▶ _Task to carry out_
Images appear in the records below; leave them out and repeat everything else exactly.

▶ _Figure content listings_
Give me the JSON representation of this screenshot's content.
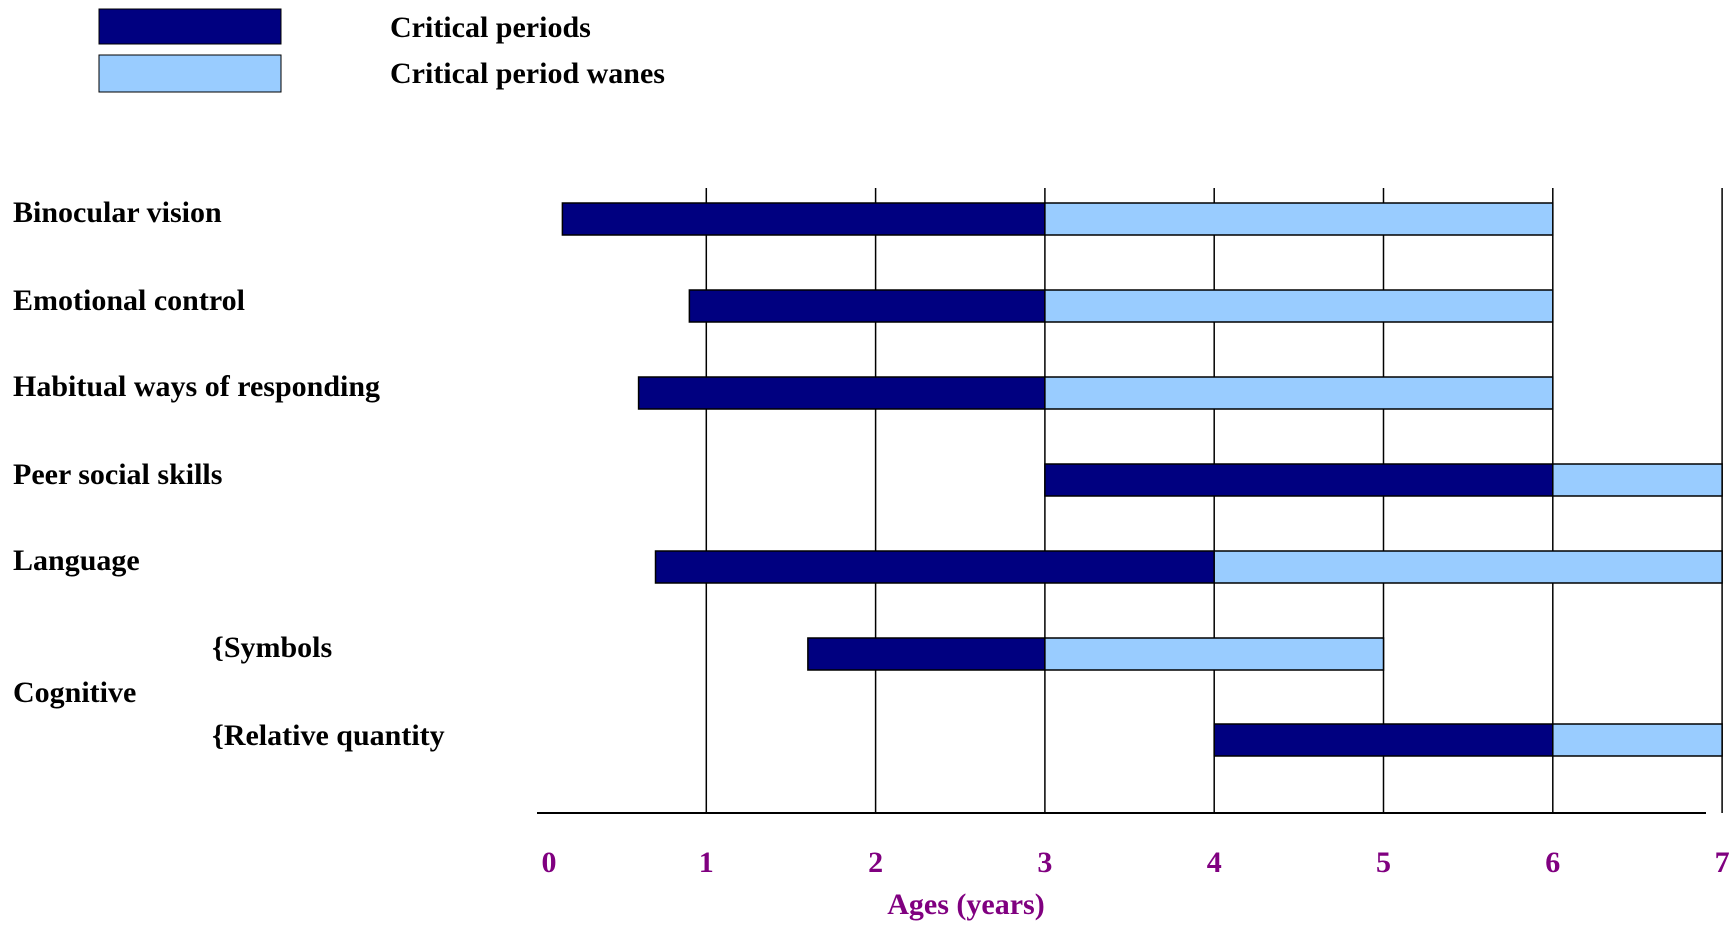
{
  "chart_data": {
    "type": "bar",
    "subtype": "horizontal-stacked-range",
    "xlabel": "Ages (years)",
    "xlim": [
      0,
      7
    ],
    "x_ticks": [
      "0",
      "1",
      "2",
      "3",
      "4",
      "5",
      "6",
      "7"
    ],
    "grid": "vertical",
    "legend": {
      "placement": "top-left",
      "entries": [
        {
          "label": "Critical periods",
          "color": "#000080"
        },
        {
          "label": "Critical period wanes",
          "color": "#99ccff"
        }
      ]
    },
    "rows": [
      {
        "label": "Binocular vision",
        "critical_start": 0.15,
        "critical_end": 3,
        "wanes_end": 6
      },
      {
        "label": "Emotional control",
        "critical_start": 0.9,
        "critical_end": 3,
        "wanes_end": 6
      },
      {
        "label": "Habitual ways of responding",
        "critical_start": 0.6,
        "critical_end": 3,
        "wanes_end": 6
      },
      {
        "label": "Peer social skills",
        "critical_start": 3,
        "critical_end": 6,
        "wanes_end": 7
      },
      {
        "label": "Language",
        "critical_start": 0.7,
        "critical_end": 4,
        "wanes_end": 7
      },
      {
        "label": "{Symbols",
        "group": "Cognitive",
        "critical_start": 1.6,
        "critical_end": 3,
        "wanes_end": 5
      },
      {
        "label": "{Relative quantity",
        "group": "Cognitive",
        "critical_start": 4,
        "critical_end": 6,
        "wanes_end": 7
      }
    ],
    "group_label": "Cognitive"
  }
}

▶ _Result_
Give me the JSON representation of this screenshot's content.
{
  "chart_data": {
    "type": "bar",
    "subtype": "horizontal-stacked-range",
    "xlabel": "Ages (years)",
    "xlim": [
      0,
      7
    ],
    "x_ticks": [
      "0",
      "1",
      "2",
      "3",
      "4",
      "5",
      "6",
      "7"
    ],
    "grid": "vertical",
    "legend": {
      "placement": "top-left",
      "entries": [
        {
          "label": "Critical periods",
          "color": "#000080"
        },
        {
          "label": "Critical period wanes",
          "color": "#99ccff"
        }
      ]
    },
    "rows": [
      {
        "label": "Binocular vision",
        "critical_start": 0.15,
        "critical_end": 3,
        "wanes_end": 6
      },
      {
        "label": "Emotional control",
        "critical_start": 0.9,
        "critical_end": 3,
        "wanes_end": 6
      },
      {
        "label": "Habitual ways of responding",
        "critical_start": 0.6,
        "critical_end": 3,
        "wanes_end": 6
      },
      {
        "label": "Peer social skills",
        "critical_start": 3,
        "critical_end": 6,
        "wanes_end": 7
      },
      {
        "label": "Language",
        "critical_start": 0.7,
        "critical_end": 4,
        "wanes_end": 7
      },
      {
        "label": "{Symbols",
        "group": "Cognitive",
        "critical_start": 1.6,
        "critical_end": 3,
        "wanes_end": 5
      },
      {
        "label": "{Relative quantity",
        "group": "Cognitive",
        "critical_start": 4,
        "critical_end": 6,
        "wanes_end": 7
      }
    ],
    "group_label": "Cognitive"
  }
}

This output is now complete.